INPUT FOR THIS TASK:
--------------------------------

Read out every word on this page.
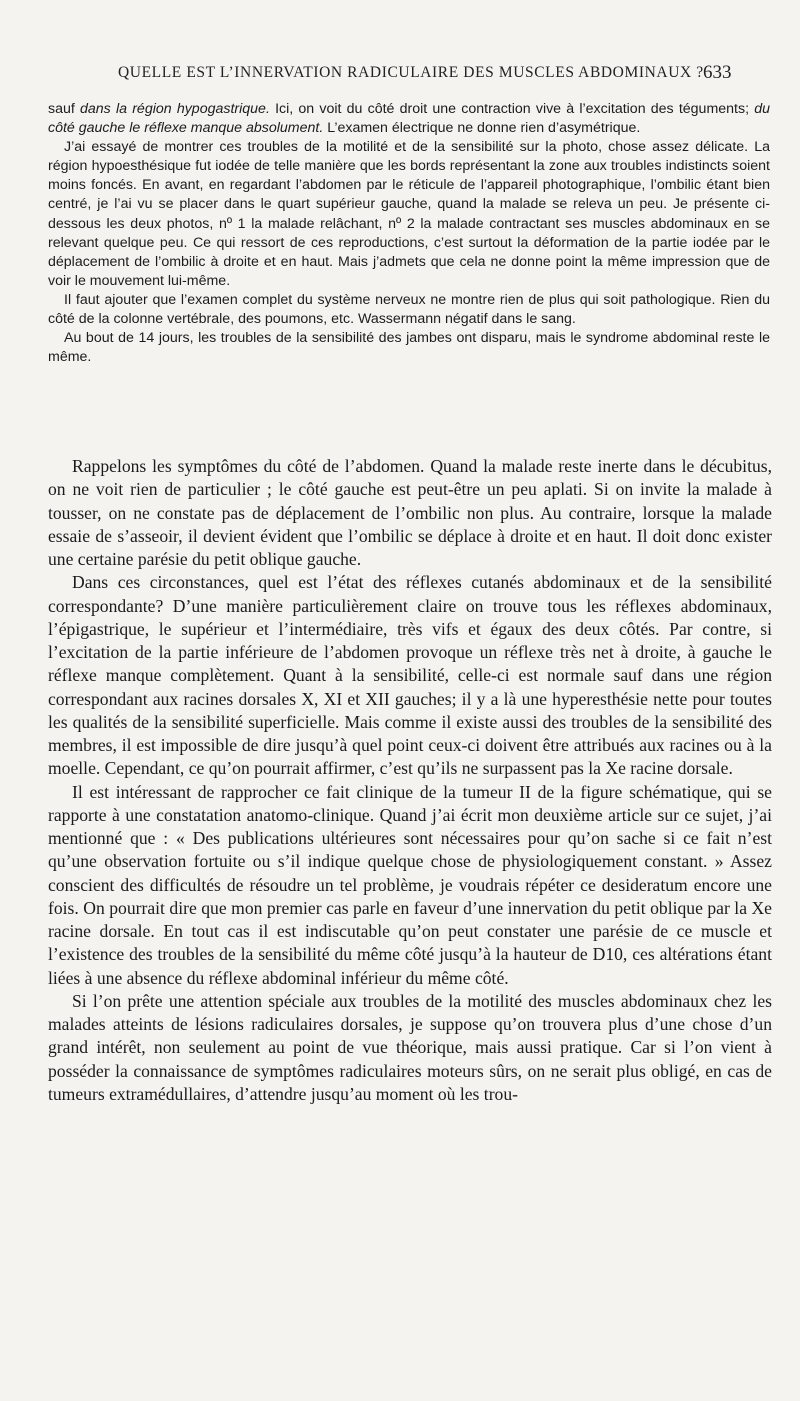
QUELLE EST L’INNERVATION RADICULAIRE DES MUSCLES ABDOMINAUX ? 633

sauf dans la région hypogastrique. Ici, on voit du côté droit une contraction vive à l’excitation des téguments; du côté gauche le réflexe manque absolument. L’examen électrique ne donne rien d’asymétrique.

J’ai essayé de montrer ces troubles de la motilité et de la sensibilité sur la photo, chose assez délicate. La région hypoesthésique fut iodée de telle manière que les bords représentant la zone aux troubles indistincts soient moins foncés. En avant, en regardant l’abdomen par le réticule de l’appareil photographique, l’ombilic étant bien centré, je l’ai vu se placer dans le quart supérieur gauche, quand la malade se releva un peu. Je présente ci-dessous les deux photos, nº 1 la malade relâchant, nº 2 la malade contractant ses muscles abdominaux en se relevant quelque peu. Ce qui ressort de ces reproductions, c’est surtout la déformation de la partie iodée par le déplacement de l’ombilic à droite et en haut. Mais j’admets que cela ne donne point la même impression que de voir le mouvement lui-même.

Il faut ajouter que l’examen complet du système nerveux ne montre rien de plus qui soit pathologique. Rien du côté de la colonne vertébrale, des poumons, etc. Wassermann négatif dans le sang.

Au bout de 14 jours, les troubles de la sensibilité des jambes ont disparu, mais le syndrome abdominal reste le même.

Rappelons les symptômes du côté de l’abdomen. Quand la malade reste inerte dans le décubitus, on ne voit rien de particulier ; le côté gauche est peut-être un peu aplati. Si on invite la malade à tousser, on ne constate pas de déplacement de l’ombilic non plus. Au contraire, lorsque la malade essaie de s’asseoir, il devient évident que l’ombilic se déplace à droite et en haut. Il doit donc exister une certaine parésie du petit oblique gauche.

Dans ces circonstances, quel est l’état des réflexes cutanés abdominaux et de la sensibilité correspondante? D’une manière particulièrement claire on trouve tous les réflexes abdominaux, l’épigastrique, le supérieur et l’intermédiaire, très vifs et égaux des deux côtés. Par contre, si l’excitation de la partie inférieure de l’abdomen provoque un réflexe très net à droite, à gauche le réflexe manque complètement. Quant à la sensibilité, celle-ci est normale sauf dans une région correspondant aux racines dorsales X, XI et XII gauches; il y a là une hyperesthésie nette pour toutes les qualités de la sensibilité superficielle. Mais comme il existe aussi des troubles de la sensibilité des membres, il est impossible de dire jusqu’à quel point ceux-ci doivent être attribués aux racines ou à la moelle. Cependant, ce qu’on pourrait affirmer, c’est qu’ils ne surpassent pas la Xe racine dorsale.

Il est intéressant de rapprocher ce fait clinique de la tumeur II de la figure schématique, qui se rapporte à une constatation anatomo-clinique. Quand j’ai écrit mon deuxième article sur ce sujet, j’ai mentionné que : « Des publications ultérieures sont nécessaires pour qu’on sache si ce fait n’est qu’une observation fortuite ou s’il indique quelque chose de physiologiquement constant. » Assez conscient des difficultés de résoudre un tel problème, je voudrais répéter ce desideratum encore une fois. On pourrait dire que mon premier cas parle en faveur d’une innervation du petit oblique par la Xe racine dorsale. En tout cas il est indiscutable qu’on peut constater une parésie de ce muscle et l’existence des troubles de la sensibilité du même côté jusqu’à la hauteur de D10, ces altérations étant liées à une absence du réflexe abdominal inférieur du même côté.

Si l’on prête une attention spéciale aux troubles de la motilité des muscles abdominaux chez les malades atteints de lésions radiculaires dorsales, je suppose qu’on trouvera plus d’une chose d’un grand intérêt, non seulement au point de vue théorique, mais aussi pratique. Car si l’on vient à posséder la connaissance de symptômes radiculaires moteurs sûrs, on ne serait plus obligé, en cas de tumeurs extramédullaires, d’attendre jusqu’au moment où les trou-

--------------------------------

Your answer should be a single number: how many lines of the material contain the word "plus".

3